REQUEST: Write down every entry below once more, exactly.

# Start of RECORDS FOR THIS EXERCISE

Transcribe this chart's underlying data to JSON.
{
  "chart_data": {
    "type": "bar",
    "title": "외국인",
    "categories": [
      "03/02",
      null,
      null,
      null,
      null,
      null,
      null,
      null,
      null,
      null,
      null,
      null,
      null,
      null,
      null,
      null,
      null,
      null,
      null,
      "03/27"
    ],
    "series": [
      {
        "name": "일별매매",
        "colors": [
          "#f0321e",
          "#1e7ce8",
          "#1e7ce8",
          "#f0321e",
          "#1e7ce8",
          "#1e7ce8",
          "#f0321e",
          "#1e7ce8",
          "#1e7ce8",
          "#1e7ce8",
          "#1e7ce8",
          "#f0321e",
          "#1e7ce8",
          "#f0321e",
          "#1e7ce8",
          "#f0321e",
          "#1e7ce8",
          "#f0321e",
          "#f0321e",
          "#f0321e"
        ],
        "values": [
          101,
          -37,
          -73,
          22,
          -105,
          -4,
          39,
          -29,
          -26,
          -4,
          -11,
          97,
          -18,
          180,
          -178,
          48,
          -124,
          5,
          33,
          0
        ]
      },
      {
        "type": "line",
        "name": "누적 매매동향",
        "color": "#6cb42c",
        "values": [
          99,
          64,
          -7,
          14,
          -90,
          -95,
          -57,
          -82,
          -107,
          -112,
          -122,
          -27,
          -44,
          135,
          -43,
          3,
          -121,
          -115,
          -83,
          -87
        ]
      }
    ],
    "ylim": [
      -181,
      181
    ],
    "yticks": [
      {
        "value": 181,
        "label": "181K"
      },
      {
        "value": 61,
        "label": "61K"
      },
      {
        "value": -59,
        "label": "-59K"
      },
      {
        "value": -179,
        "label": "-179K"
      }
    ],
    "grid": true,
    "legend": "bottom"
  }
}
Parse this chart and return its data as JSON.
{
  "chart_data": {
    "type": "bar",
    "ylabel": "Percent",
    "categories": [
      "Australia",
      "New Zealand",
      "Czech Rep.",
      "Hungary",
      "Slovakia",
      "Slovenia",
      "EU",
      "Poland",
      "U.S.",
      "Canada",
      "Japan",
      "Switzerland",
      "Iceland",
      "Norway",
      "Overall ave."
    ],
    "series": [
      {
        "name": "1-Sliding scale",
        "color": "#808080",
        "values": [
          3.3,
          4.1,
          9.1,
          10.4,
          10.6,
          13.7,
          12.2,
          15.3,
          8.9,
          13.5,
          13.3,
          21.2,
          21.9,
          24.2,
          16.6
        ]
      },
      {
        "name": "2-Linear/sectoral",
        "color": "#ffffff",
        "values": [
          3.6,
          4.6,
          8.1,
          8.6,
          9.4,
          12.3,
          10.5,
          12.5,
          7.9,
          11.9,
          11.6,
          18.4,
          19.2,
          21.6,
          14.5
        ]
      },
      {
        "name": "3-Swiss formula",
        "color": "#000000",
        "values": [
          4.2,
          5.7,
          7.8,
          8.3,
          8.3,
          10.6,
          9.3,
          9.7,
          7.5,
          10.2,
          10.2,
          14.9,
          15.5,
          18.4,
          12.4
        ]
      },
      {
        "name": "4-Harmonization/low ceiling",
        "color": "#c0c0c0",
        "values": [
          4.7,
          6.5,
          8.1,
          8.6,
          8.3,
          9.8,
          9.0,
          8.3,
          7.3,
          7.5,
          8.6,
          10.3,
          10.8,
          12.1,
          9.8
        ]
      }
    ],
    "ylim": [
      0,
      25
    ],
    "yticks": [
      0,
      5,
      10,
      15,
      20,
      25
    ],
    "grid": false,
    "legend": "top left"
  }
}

# End of RECORDS FOR THIS EXERCISE

RESPONSE TO THIS TASK:
Transcribe this chart's underlying data to JSON.
{
  "chart_data": {
    "type": "bar",
    "title": "외국인",
    "categories": [
      "03/02",
      null,
      null,
      null,
      null,
      null,
      null,
      null,
      null,
      null,
      null,
      null,
      null,
      null,
      null,
      null,
      null,
      null,
      null,
      "03/27"
    ],
    "series": [
      {
        "name": "일별매매",
        "colors": [
          "#f0321e",
          "#1e7ce8",
          "#1e7ce8",
          "#f0321e",
          "#1e7ce8",
          "#1e7ce8",
          "#f0321e",
          "#1e7ce8",
          "#1e7ce8",
          "#1e7ce8",
          "#1e7ce8",
          "#f0321e",
          "#1e7ce8",
          "#f0321e",
          "#1e7ce8",
          "#f0321e",
          "#1e7ce8",
          "#f0321e",
          "#f0321e",
          "#f0321e"
        ],
        "values": [
          101,
          -37,
          -73,
          22,
          -105,
          -4,
          39,
          -29,
          -26,
          -4,
          -11,
          97,
          -18,
          180,
          -178,
          48,
          -124,
          5,
          33,
          0
        ]
      },
      {
        "type": "line",
        "name": "누적 매매동향",
        "color": "#6cb42c",
        "values": [
          99,
          64,
          -7,
          14,
          -90,
          -95,
          -57,
          -82,
          -107,
          -112,
          -122,
          -27,
          -44,
          135,
          -43,
          3,
          -121,
          -115,
          -83,
          -87
        ]
      }
    ],
    "ylim": [
      -181,
      181
    ],
    "yticks": [
      {
        "value": 181,
        "label": "181K"
      },
      {
        "value": 61,
        "label": "61K"
      },
      {
        "value": -59,
        "label": "-59K"
      },
      {
        "value": -179,
        "label": "-179K"
      }
    ],
    "grid": true,
    "legend": "bottom"
  }
}
Parse this chart and return its data as JSON.
{
  "chart_data": {
    "type": "bar",
    "ylabel": "Percent",
    "categories": [
      "Australia",
      "New Zealand",
      "Czech Rep.",
      "Hungary",
      "Slovakia",
      "Slovenia",
      "EU",
      "Poland",
      "U.S.",
      "Canada",
      "Japan",
      "Switzerland",
      "Iceland",
      "Norway",
      "Overall ave."
    ],
    "series": [
      {
        "name": "1-Sliding scale",
        "color": "#808080",
        "values": [
          3.3,
          4.1,
          9.1,
          10.4,
          10.6,
          13.7,
          12.2,
          15.3,
          8.9,
          13.5,
          13.3,
          21.2,
          21.9,
          24.2,
          16.6
        ]
      },
      {
        "name": "2-Linear/sectoral",
        "color": "#ffffff",
        "values": [
          3.6,
          4.6,
          8.1,
          8.6,
          9.4,
          12.3,
          10.5,
          12.5,
          7.9,
          11.9,
          11.6,
          18.4,
          19.2,
          21.6,
          14.5
        ]
      },
      {
        "name": "3-Swiss formula",
        "color": "#000000",
        "values": [
          4.2,
          5.7,
          7.8,
          8.3,
          8.3,
          10.6,
          9.3,
          9.7,
          7.5,
          10.2,
          10.2,
          14.9,
          15.5,
          18.4,
          12.4
        ]
      },
      {
        "name": "4-Harmonization/low ceiling",
        "color": "#c0c0c0",
        "values": [
          4.7,
          6.5,
          8.1,
          8.6,
          8.3,
          9.8,
          9.0,
          8.3,
          7.3,
          7.5,
          8.6,
          10.3,
          10.8,
          12.1,
          9.8
        ]
      }
    ],
    "ylim": [
      0,
      25
    ],
    "yticks": [
      0,
      5,
      10,
      15,
      20,
      25
    ],
    "grid": false,
    "legend": "top left"
  }
}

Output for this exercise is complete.